Dataset items
<<<<
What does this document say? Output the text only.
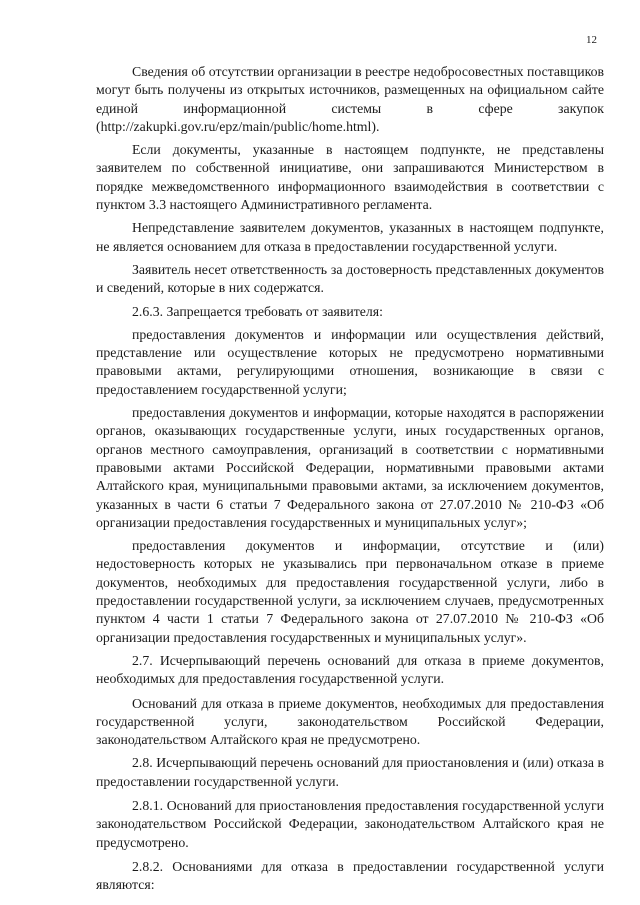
12

Сведения об отсутствии организации в реестре недобросовестных поставщиков могут быть получены из открытых источников, размещенных на официальном сайте единой информационной системы в сфере закупок (http://zakupki.gov.ru/epz/main/public/home.html).

Если документы, указанные в настоящем подпункте, не представлены заявителем по собственной инициативе, они запрашиваются Министерством в порядке межведомственного информационного взаимодействия в соответствии с пунктом 3.3 настоящего Административного регламента.

Непредставление заявителем документов, указанных в настоящем подпункте, не является основанием для отказа в предоставлении государственной услуги.

Заявитель несет ответственность за достоверность представленных документов и сведений, которые в них содержатся.

2.6.3. Запрещается требовать от заявителя:

предоставления документов и информации или осуществления действий, представление или осуществление которых не предусмотрено нормативными правовыми актами, регулирующими отношения, возникающие в связи с предоставлением государственной услуги;

предоставления документов и информации, которые находятся в распоряжении органов, оказывающих государственные услуги, иных государственных органов, органов местного самоуправления, организаций в соответствии с нормативными правовыми актами Российской Федерации, нормативными правовыми актами Алтайского края, муниципальными правовыми актами, за исключением документов, указанных в части 6 статьи 7 Федерального закона от 27.07.2010 № 210-ФЗ «Об организации предоставления государственных и муниципальных услуг»;

предоставления документов и информации, отсутствие и (или) недостоверность которых не указывались при первоначальном отказе в приеме документов, необходимых для предоставления государственной услуги, либо в предоставлении государственной услуги, за исключением случаев, предусмотренных пунктом 4 части 1 статьи 7 Федерального закона от 27.07.2010 № 210-ФЗ «Об организации предоставления государственных и муниципальных услуг».

2.7. Исчерпывающий перечень оснований для отказа в приеме документов, необходимых для предоставления государственной услуги.

Оснований для отказа в приеме документов, необходимых для предоставления государственной услуги, законодательством Российской Федерации, законодательством Алтайского края не предусмотрено.

2.8. Исчерпывающий перечень оснований для приостановления и (или) отказа в предоставлении государственной услуги.

2.8.1. Оснований для приостановления предоставления государственной услуги законодательством Российской Федерации, законодательством Алтайского края не предусмотрено.

2.8.2. Основаниями для отказа в предоставлении государственной услуги являются:
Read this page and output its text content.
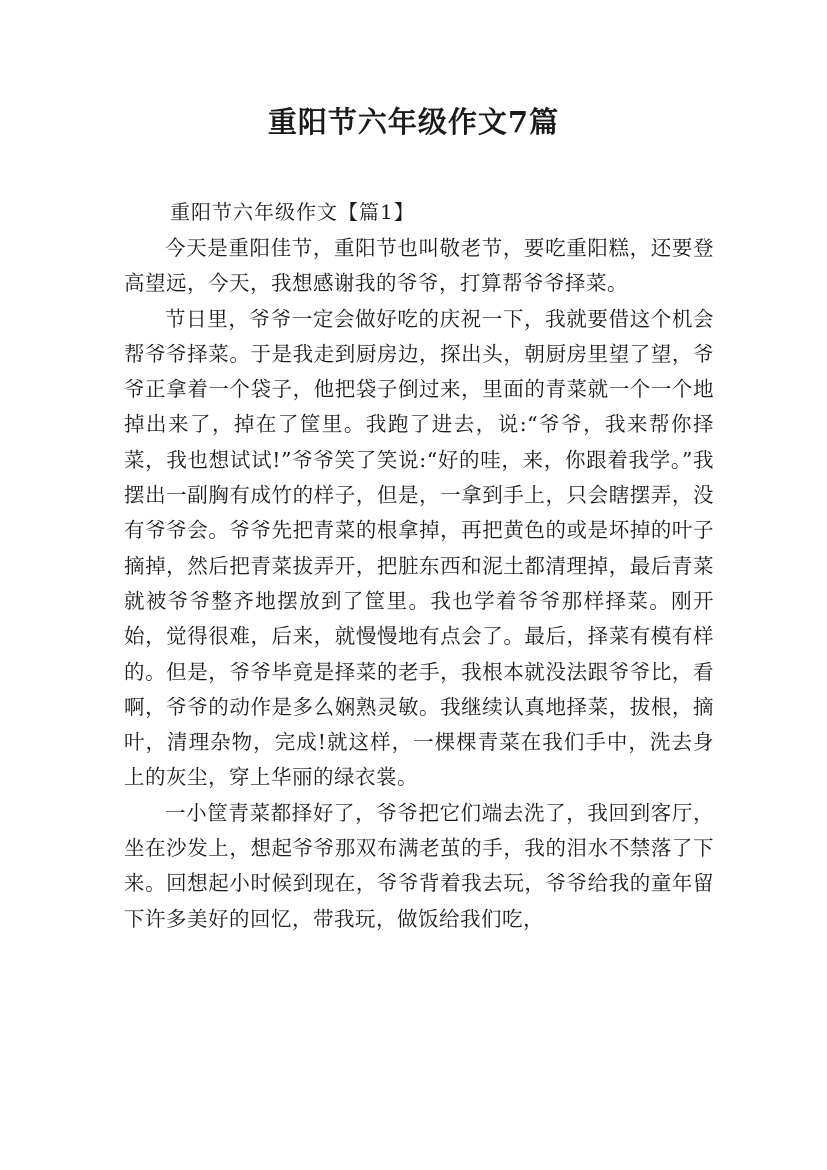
重阳节六年级作文7篇
重阳节六年级作文【篇1】

今天是重阳佳节，重阳节也叫敬老节，要吃重阳糕，还要登高望远，今天，我想感谢我的爷爷，打算帮爷爷择菜。

节日里，爷爷一定会做好吃的庆祝一下，我就要借这个机会帮爷爷择菜。于是我走到厨房边，探出头，朝厨房里望了望，爷爷正拿着一个袋子，他把袋子倒过来，里面的青菜就一个一个地掉出来了，掉在了筐里。我跑了进去，说:“爷爷，我来帮你择菜，我也想试试!”爷爷笑了笑说:“好的哇，来，你跟着我学。”我摆出一副胸有成竹的样子，但是，一拿到手上，只会瞎摆弄，没有爷爷会。爷爷先把青菜的根拿掉，再把黄色的或是坏掉的叶子摘掉，然后把青菜拔弄开，把脏东西和泥土都清理掉，最后青菜就被爷爷整齐地摆放到了筐里。我也学着爷爷那样择菜。刚开始，觉得很难，后来，就慢慢地有点会了。最后，择菜有模有样的。但是，爷爷毕竟是择菜的老手，我根本就没法跟爷爷比，看啊，爷爷的动作是多么娴熟灵敏。我继续认真地择菜，拔根，摘叶，清理杂物，完成!就这样，一棵棵青菜在我们手中，洗去身上的灰尘，穿上华丽的绿衣裳。

一小筐青菜都择好了，爷爷把它们端去洗了，我回到客厅，坐在沙发上，想起爷爷那双布满老茧的手，我的泪水不禁落了下来。回想起小时候到现在，爷爷背着我去玩，爷爷给我的童年留下许多美好的回忆，带我玩，做饭给我们吃，
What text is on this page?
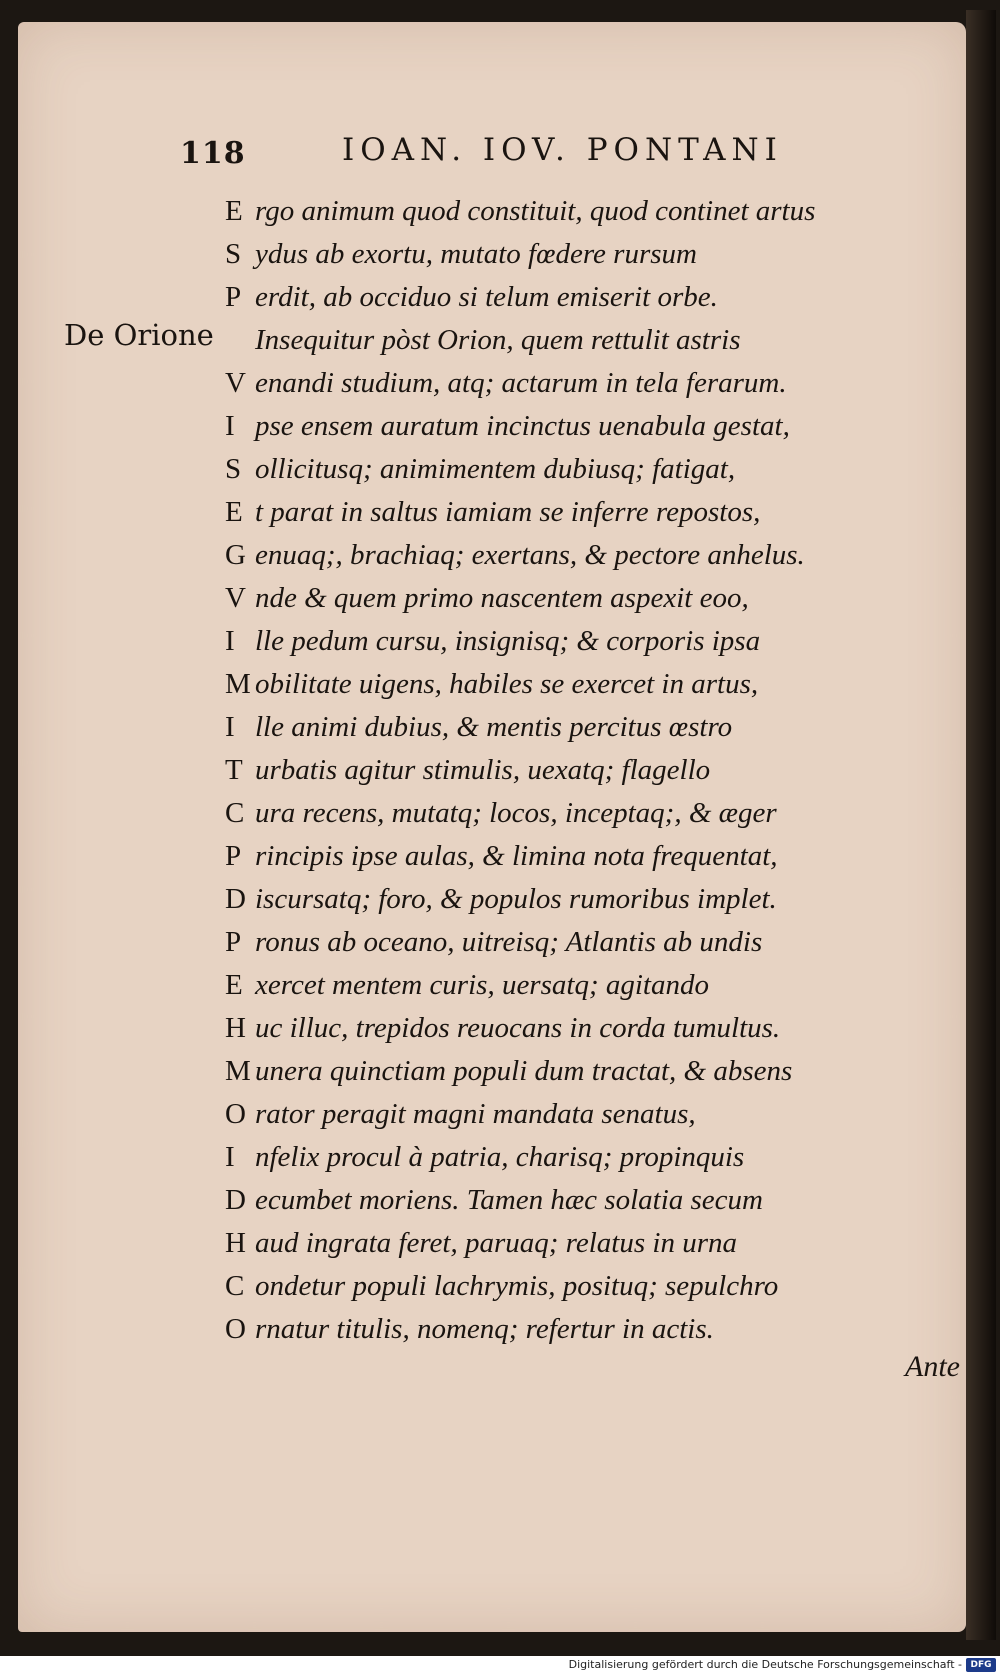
118	IOAN. IOV. PONTANI
De Orione
E rgo animum quod constituit, quod continet artus
S ydus ab exortu, mutato fœdere rursum
P erdit, ab occiduo si telum emiserit orbe.
Insequitur pòst Orion, quem rettulit astris
V enandi studium, atq; actarum in tela ferarum.
I pse ensem auratum incinctus uenabula gestat,
S ollicitusq; animimentem dubiusq; fatigat,
E t parat in saltus iamiam se inferre repostos,
G enuaq;, brachiaq; exertans, & pectore anhelus.
V nde & quem primo nascentem aspexit eoo,
I lle pedum cursu, insignisq; & corporis ipsa
M obilitate uigens, habiles se exercet in artus,
I lle animi dubius, & mentis percitus œstro
T urbatis agitur stimulis, uexatq; flagello
C ura recens, mutatq; locos, inceptaq;, & æger
P rincipis ipse aulas, & limina nota frequentat,
D iscursatq; foro, & populos rumoribus implet.
P ronus ab oceano, uitreisq; Atlantis ab undis
E xercet mentem curis, uersatq; agitando
H uc illuc, trepidos reuocans in corda tumultus.
M unera quinctiam populi dum tractat, & absens
O rator peragit magni mandata senatus,
I nfelix procul à patria, charisq; propinquis
D ecumbet moriens. Tamen hæc solatia secum
H aud ingrata feret, paruaq; relatus in urna
C ondetur populi lachrymis, posituq; sepulchro
O rnatur titulis, nomenq; refertur in actis.
Ante
Digitalisierung gefördert durch die Deutsche Forschungsgemeinschaft - DFG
>>>>
**What to produce:**
Report all lines of the data that include the word "page".

**Output below:**
Read this page and output its text content.
What text is on this page?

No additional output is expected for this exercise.